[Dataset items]
— BEGIN —

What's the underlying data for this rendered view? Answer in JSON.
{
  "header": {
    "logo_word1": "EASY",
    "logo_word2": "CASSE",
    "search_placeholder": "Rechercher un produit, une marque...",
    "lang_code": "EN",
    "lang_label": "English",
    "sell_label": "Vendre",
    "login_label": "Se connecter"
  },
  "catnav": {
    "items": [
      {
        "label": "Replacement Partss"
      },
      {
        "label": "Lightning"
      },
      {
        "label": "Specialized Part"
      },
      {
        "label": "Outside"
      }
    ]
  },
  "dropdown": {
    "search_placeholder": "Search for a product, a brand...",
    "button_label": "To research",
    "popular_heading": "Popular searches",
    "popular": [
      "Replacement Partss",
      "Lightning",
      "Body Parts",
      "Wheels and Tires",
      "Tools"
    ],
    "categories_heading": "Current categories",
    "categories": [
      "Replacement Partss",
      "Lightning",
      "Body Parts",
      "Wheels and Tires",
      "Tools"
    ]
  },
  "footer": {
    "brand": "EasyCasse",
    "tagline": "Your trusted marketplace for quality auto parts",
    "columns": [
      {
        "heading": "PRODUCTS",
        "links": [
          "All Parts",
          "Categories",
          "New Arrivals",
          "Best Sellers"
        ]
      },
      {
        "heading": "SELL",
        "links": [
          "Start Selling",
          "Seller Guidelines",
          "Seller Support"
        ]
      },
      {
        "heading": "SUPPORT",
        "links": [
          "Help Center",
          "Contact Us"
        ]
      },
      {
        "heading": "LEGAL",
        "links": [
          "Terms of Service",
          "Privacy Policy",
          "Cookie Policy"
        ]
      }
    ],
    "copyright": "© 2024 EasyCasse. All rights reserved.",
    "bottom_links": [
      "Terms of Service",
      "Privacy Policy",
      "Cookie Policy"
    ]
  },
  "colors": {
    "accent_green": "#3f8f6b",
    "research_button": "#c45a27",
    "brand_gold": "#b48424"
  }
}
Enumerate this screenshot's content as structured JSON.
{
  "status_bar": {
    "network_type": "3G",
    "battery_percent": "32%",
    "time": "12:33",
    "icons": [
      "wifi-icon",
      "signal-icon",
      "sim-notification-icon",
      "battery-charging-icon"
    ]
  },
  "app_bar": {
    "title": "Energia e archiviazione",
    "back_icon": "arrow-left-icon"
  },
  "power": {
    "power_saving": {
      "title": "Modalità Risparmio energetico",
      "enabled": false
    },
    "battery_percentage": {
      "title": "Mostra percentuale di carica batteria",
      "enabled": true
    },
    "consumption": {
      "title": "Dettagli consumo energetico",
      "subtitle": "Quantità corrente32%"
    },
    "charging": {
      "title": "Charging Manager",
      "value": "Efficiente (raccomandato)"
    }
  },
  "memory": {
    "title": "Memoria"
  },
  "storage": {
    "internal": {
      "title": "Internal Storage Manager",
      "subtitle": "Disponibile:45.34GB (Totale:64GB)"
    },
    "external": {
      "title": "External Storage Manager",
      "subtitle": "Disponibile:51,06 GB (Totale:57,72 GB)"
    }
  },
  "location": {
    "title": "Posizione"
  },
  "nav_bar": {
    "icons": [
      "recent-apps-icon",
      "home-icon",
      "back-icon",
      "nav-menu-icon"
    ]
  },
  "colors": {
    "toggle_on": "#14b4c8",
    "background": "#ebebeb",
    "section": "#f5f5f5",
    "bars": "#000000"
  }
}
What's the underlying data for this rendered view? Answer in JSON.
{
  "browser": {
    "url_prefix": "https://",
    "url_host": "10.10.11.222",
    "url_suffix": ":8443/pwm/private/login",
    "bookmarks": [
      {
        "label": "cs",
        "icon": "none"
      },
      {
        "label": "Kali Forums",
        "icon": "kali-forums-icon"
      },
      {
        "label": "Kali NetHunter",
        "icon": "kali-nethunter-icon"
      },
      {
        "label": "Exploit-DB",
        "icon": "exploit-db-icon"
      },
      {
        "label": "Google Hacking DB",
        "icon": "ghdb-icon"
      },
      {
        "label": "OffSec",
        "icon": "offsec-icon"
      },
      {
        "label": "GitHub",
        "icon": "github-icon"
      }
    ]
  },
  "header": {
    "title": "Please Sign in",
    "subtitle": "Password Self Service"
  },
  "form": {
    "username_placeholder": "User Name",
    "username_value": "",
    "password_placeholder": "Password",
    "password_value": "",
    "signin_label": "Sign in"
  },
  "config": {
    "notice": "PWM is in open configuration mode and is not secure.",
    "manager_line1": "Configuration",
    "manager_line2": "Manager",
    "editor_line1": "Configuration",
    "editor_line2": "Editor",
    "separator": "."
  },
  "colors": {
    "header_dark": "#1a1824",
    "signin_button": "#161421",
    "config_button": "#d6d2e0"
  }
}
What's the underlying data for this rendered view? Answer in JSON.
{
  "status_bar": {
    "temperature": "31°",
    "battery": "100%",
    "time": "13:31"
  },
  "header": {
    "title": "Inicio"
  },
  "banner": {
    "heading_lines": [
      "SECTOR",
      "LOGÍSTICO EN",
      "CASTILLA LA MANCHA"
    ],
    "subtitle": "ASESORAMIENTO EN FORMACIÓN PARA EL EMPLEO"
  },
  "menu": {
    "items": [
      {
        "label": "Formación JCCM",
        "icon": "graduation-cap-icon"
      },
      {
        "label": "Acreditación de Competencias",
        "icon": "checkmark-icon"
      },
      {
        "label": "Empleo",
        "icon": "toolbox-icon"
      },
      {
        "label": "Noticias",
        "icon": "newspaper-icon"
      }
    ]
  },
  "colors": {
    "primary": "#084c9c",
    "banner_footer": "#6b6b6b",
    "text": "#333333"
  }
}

— END —

• [Given problem]:
From the first line to the last, please quote the material above exactly.

• [Result]:
What's the underlying data for this rendered view? Answer in JSON.
{
  "header": {
    "logo_word1": "EASY",
    "logo_word2": "CASSE",
    "search_placeholder": "Rechercher un produit, une marque...",
    "lang_code": "EN",
    "lang_label": "English",
    "sell_label": "Vendre",
    "login_label": "Se connecter"
  },
  "catnav": {
    "items": [
      {
        "label": "Replacement Partss"
      },
      {
        "label": "Lightning"
      },
      {
        "label": "Specialized Part"
      },
      {
        "label": "Outside"
      }
    ]
  },
  "dropdown": {
    "search_placeholder": "Search for a product, a brand...",
    "button_label": "To research",
    "popular_heading": "Popular searches",
    "popular": [
      "Replacement Partss",
      "Lightning",
      "Body Parts",
      "Wheels and Tires",
      "Tools"
    ],
    "categories_heading": "Current categories",
    "categories": [
      "Replacement Partss",
      "Lightning",
      "Body Parts",
      "Wheels and Tires",
      "Tools"
    ]
  },
  "footer": {
    "brand": "EasyCasse",
    "tagline": "Your trusted marketplace for quality auto parts",
    "columns": [
      {
        "heading": "PRODUCTS",
        "links": [
          "All Parts",
          "Categories",
          "New Arrivals",
          "Best Sellers"
        ]
      },
      {
        "heading": "SELL",
        "links": [
          "Start Selling",
          "Seller Guidelines",
          "Seller Support"
        ]
      },
      {
        "heading": "SUPPORT",
        "links": [
          "Help Center",
          "Contact Us"
        ]
      },
      {
        "heading": "LEGAL",
        "links": [
          "Terms of Service",
          "Privacy Policy",
          "Cookie Policy"
        ]
      }
    ],
    "copyright": "© 2024 EasyCasse. All rights reserved.",
    "bottom_links": [
      "Terms of Service",
      "Privacy Policy",
      "Cookie Policy"
    ]
  },
  "colors": {
    "accent_green": "#3f8f6b",
    "research_button": "#c45a27",
    "brand_gold": "#b48424"
  }
}
Enumerate this screenshot's content as structured JSON.
{
  "status_bar": {
    "network_type": "3G",
    "battery_percent": "32%",
    "time": "12:33",
    "icons": [
      "wifi-icon",
      "signal-icon",
      "sim-notification-icon",
      "battery-charging-icon"
    ]
  },
  "app_bar": {
    "title": "Energia e archiviazione",
    "back_icon": "arrow-left-icon"
  },
  "power": {
    "power_saving": {
      "title": "Modalità Risparmio energetico",
      "enabled": false
    },
    "battery_percentage": {
      "title": "Mostra percentuale di carica batteria",
      "enabled": true
    },
    "consumption": {
      "title": "Dettagli consumo energetico",
      "subtitle": "Quantità corrente32%"
    },
    "charging": {
      "title": "Charging Manager",
      "value": "Efficiente (raccomandato)"
    }
  },
  "memory": {
    "title": "Memoria"
  },
  "storage": {
    "internal": {
      "title": "Internal Storage Manager",
      "subtitle": "Disponibile:45.34GB (Totale:64GB)"
    },
    "external": {
      "title": "External Storage Manager",
      "subtitle": "Disponibile:51,06 GB (Totale:57,72 GB)"
    }
  },
  "location": {
    "title": "Posizione"
  },
  "nav_bar": {
    "icons": [
      "recent-apps-icon",
      "home-icon",
      "back-icon",
      "nav-menu-icon"
    ]
  },
  "colors": {
    "toggle_on": "#14b4c8",
    "background": "#ebebeb",
    "section": "#f5f5f5",
    "bars": "#000000"
  }
}
What's the underlying data for this rendered view? Answer in JSON.
{
  "browser": {
    "url_prefix": "https://",
    "url_host": "10.10.11.222",
    "url_suffix": ":8443/pwm/private/login",
    "bookmarks": [
      {
        "label": "cs",
        "icon": "none"
      },
      {
        "label": "Kali Forums",
        "icon": "kali-forums-icon"
      },
      {
        "label": "Kali NetHunter",
        "icon": "kali-nethunter-icon"
      },
      {
        "label": "Exploit-DB",
        "icon": "exploit-db-icon"
      },
      {
        "label": "Google Hacking DB",
        "icon": "ghdb-icon"
      },
      {
        "label": "OffSec",
        "icon": "offsec-icon"
      },
      {
        "label": "GitHub",
        "icon": "github-icon"
      }
    ]
  },
  "header": {
    "title": "Please Sign in",
    "subtitle": "Password Self Service"
  },
  "form": {
    "username_placeholder": "User Name",
    "username_value": "",
    "password_placeholder": "Password",
    "password_value": "",
    "signin_label": "Sign in"
  },
  "config": {
    "notice": "PWM is in open configuration mode and is not secure.",
    "manager_line1": "Configuration",
    "manager_line2": "Manager",
    "editor_line1": "Configuration",
    "editor_line2": "Editor",
    "separator": "."
  },
  "colors": {
    "header_dark": "#1a1824",
    "signin_button": "#161421",
    "config_button": "#d6d2e0"
  }
}
What's the underlying data for this rendered view? Answer in JSON.
{
  "status_bar": {
    "temperature": "31°",
    "battery": "100%",
    "time": "13:31"
  },
  "header": {
    "title": "Inicio"
  },
  "banner": {
    "heading_lines": [
      "SECTOR",
      "LOGÍSTICO EN",
      "CASTILLA LA MANCHA"
    ],
    "subtitle": "ASESORAMIENTO EN FORMACIÓN PARA EL EMPLEO"
  },
  "menu": {
    "items": [
      {
        "label": "Formación JCCM",
        "icon": "graduation-cap-icon"
      },
      {
        "label": "Acreditación de Competencias",
        "icon": "checkmark-icon"
      },
      {
        "label": "Empleo",
        "icon": "toolbox-icon"
      },
      {
        "label": "Noticias",
        "icon": "newspaper-icon"
      }
    ]
  },
  "colors": {
    "primary": "#084c9c",
    "banner_footer": "#6b6b6b",
    "text": "#333333"
  }
}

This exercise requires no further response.